[BUG] Tumble Function/Watermark Does Not Work With UNION ALL #964

engechas · 2024-12-03T18:06:06Z

What is the bug?
I am attempting to union multiple Glue tables in a materialized view query. The MV command is:

CREATE MATERIALIZED VIEW `<my catalog>`.`<my db>`.`<my mv name>` AS 
    SELECT 
        TUMBLE(`@timestamp`, '"'"'5 Minute'"'"').start AS `start_time`, 
        ... remaining fields omitted
    FROM ( 
       ( 
          SELECT 
              ... remaining fields omitted
              start_time_dt AS `@timestamp` 
          FROM <my catalog>.<my db>.<my table 1>
       ) 
          UNION ALL 
       ( 
          SELECT 
              ... remaining fields omitted
              start_time_dt AS `@timestamp` 
          FROM <my catalog>.<my db>.<my table 2>
       ) 
    )
__________
**OBJECTIVE**
How would you put this sentence from the bug report into Spanish: "I am attempting to union multiple Glue tables in a materialized view query."? Answer from the bug report alone.

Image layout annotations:
__________
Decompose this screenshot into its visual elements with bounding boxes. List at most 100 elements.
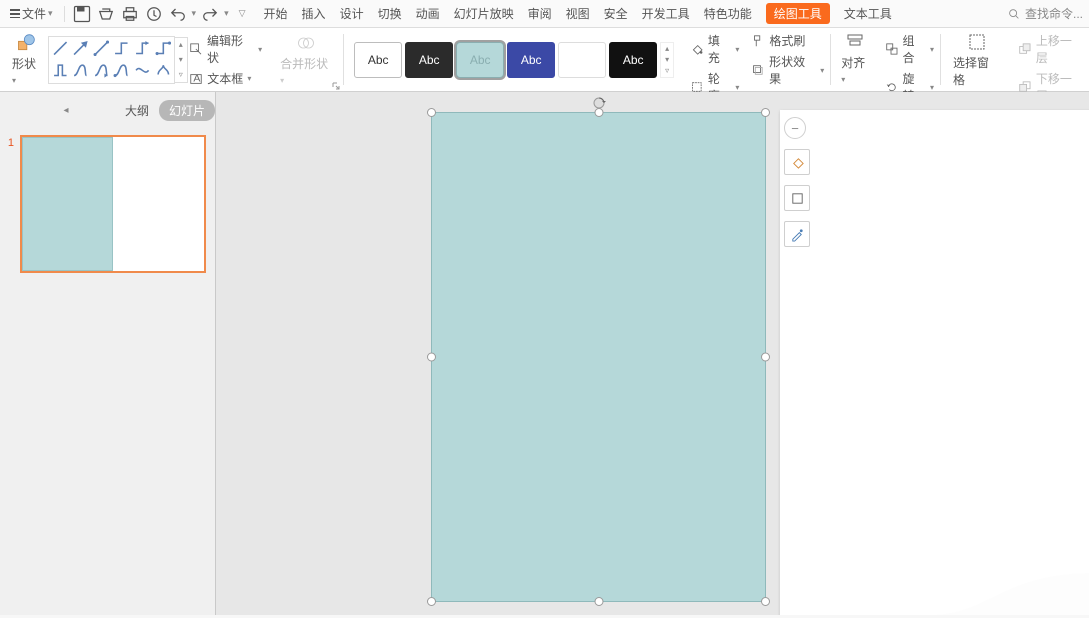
menu-tabs: 开始 插入 设计 切换 动画 幻灯片放映 审阅 视图 安全 开发工具 特色功能 …: [264, 3, 892, 24]
bring-forward-label: 上移一层: [1036, 32, 1083, 66]
outline-tool-button[interactable]: [784, 185, 810, 211]
print-preview-icon[interactable]: [96, 4, 116, 24]
merge-label: 合并形状: [280, 57, 328, 71]
selected-rectangle-shape[interactable]: [431, 112, 766, 602]
tab-start[interactable]: 开始: [264, 5, 288, 22]
tab-text-tools[interactable]: 文本工具: [844, 5, 892, 22]
brush-icon: [751, 34, 765, 48]
side-tabs: ◂ 大纲 幻灯片: [0, 92, 215, 129]
quick-print-icon[interactable]: [144, 4, 164, 24]
slide-thumb-1[interactable]: 1: [4, 135, 211, 273]
edit-shape-icon: [189, 42, 203, 56]
resize-handle-ne[interactable]: [761, 108, 770, 117]
edit-shape-label: 编辑形状: [207, 32, 254, 66]
tab-dev[interactable]: 开发工具: [642, 5, 690, 22]
zoom-out-button[interactable]: −: [784, 117, 806, 139]
tab-slideshow[interactable]: 幻灯片放映: [454, 5, 514, 22]
slide-canvas[interactable]: −: [216, 92, 1089, 615]
redo-dropdown[interactable]: ▾: [224, 8, 229, 19]
selection-pane-label: 选择窗格: [953, 54, 1000, 88]
title-bar: 文件 ▾ ▾ ▾ ▽ 开始 插入 设计 切换 动画 幻灯片放映 审阅 视图 安全…: [0, 0, 1089, 28]
ribbon-group-format: 格式刷 形状效果 ▾: [745, 28, 830, 91]
slide-thumbnails: 1: [0, 129, 215, 279]
undo-icon[interactable]: [168, 4, 188, 24]
chevron-down-icon: ▾: [48, 8, 53, 19]
style-swatch[interactable]: Abc: [456, 42, 504, 78]
tab-view[interactable]: 视图: [566, 5, 590, 22]
ribbon-group-merge: 合并形状▾: [268, 28, 343, 91]
content-area: ◂ 大纲 幻灯片 1: [0, 92, 1089, 615]
resize-handle-e[interactable]: [761, 353, 770, 362]
style-gallery-scroll[interactable]: ▴▾▿: [660, 42, 674, 78]
format-painter-label: 格式刷: [769, 32, 805, 49]
style-swatch[interactable]: Abc: [507, 42, 555, 78]
shapes-icon: [16, 33, 36, 53]
tab-animation[interactable]: 动画: [416, 5, 440, 22]
slide-panel: ◂ 大纲 幻灯片 1: [0, 92, 216, 615]
save-icon[interactable]: [72, 4, 92, 24]
fill-button[interactable]: 填充 ▾: [690, 32, 739, 66]
slide-preview: [20, 135, 206, 273]
style-swatch[interactable]: Abc: [405, 42, 453, 78]
align-label: 对齐: [841, 56, 865, 70]
slide-thumb-tab[interactable]: 幻灯片: [159, 100, 215, 121]
ribbon-group-edit: 编辑形状 ▾ A 文本框 ▾: [183, 28, 268, 91]
effects-label: 形状效果: [769, 53, 816, 87]
resize-handle-s[interactable]: [594, 597, 603, 606]
group-launcher[interactable]: [331, 80, 341, 90]
ribbon-group-order: 上移一层 下移一层: [1012, 28, 1089, 91]
tab-transition[interactable]: 切换: [378, 5, 402, 22]
ribbon-group-styles: AbcAbcAbcAbcAbcAbc▴▾▿: [344, 28, 684, 91]
textbox-button[interactable]: A 文本框 ▾: [189, 70, 262, 87]
shape-preview: [22, 137, 113, 271]
group-label: 组合: [902, 32, 926, 66]
bring-forward-button[interactable]: 上移一层: [1018, 32, 1083, 66]
fill-label: 填充: [708, 32, 732, 66]
qat-overflow[interactable]: ▽: [239, 8, 246, 19]
style-swatch[interactable]: Abc: [558, 42, 606, 78]
tab-insert[interactable]: 插入: [302, 5, 326, 22]
group-button[interactable]: 组合 ▾: [885, 32, 934, 66]
undo-dropdown[interactable]: ▾: [192, 8, 197, 19]
gallery-scroll[interactable]: ▴▾▿: [174, 37, 188, 83]
file-menu[interactable]: 文件 ▾: [6, 3, 57, 24]
shapes-gallery[interactable]: ▴▾▿: [48, 36, 176, 84]
tab-special[interactable]: 特色功能: [704, 5, 752, 22]
outline-tab[interactable]: 大纲: [125, 102, 149, 119]
slide-index: 1: [4, 135, 14, 149]
resize-handle-se[interactable]: [761, 597, 770, 606]
command-search[interactable]: 查找命令...: [1007, 5, 1083, 22]
insert-shape-button[interactable]: 形状▾: [6, 33, 46, 86]
ribbon-group-shapes: 形状▾ ▴▾▿: [0, 28, 183, 91]
shape-style-gallery[interactable]: AbcAbcAbcAbcAbcAbc▴▾▿: [350, 42, 678, 78]
eyedropper-button[interactable]: [784, 221, 810, 247]
effects-icon: [751, 63, 765, 77]
tab-security[interactable]: 安全: [604, 5, 628, 22]
tab-drawing-tools[interactable]: 绘图工具: [766, 3, 830, 24]
collapse-panel[interactable]: ◂: [59, 105, 73, 116]
tab-review[interactable]: 审阅: [528, 5, 552, 22]
shape-effects-button[interactable]: 形状效果 ▾: [751, 53, 824, 87]
bring-forward-icon: [1018, 42, 1032, 56]
redo-icon[interactable]: [200, 4, 220, 24]
format-painter-button[interactable]: 格式刷: [751, 32, 824, 49]
align-button[interactable]: 对齐▾: [837, 32, 872, 85]
resize-handle-w[interactable]: [427, 353, 436, 362]
merge-shapes-button: 合并形状▾: [274, 33, 337, 86]
resize-handle-n[interactable]: [594, 108, 603, 117]
style-swatch[interactable]: Abc: [609, 42, 657, 78]
decorative-curve: [929, 565, 1089, 615]
slide-page: [780, 110, 1089, 615]
selection-pane-button[interactable]: 选择窗格: [947, 32, 1006, 88]
style-swatch[interactable]: Abc: [354, 42, 402, 78]
fill-tool-button[interactable]: [784, 149, 810, 175]
separator: [64, 6, 65, 22]
resize-handle-nw[interactable]: [427, 108, 436, 117]
shape-label: 形状: [12, 57, 36, 71]
ribbon-group-arrange2: 组合 ▾ 旋转 ▾: [879, 28, 940, 91]
print-icon[interactable]: [120, 4, 140, 24]
resize-handle-sw[interactable]: [427, 597, 436, 606]
edit-shape-button[interactable]: 编辑形状 ▾: [189, 32, 262, 66]
textbox-icon: A: [189, 72, 203, 86]
tab-design[interactable]: 设计: [340, 5, 364, 22]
__________
**RIGHT ANSWER**
Estoy intentando unir varias tablas de Glue en una consulta de vista materializada.